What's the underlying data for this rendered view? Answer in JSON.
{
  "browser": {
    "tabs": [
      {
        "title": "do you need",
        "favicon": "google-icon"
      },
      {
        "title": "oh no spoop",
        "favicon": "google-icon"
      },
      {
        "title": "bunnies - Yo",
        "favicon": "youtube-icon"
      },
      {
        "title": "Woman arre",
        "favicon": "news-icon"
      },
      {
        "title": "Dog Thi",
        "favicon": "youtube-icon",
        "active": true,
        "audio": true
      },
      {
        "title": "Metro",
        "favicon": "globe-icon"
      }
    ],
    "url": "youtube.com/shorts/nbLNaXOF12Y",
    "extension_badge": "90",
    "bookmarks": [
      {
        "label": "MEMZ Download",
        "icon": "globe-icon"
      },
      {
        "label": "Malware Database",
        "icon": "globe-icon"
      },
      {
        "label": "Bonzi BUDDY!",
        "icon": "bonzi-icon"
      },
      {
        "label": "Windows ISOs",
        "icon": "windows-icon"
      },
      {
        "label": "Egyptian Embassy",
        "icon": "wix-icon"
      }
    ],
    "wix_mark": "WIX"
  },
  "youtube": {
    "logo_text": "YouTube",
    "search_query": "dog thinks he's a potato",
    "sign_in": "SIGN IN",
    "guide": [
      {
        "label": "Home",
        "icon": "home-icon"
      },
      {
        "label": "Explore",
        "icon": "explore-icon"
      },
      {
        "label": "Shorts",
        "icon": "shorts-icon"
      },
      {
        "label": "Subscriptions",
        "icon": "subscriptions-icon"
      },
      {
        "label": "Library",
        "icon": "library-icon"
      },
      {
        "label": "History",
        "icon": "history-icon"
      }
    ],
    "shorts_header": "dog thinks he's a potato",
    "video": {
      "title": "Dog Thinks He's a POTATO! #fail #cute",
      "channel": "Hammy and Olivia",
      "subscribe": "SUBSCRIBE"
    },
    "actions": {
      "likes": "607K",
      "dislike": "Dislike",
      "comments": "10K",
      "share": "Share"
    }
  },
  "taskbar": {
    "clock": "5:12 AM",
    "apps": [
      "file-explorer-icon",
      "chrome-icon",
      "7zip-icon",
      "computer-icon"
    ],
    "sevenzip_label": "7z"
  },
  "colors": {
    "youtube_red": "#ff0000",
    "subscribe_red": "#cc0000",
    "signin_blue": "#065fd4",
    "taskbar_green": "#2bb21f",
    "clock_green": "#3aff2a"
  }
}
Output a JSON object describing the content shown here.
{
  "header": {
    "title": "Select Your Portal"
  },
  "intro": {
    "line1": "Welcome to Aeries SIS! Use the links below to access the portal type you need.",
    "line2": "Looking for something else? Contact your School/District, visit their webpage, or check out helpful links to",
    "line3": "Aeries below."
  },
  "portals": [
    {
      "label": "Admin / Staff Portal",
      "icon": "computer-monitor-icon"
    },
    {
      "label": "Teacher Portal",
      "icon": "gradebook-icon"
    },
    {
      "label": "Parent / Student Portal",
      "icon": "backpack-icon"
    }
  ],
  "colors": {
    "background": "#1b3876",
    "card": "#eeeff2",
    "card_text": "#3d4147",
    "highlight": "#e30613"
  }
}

- - -

▶ _YOUR OBJECTIVE_
Using the records above, find and show each line with the string "Aeries".

▶ _ANSWER TO THE EXERCISE_
    "line1": "Welcome to Aeries SIS! Use the links below to access the portal type you need.",
    "line3": "Aeries below."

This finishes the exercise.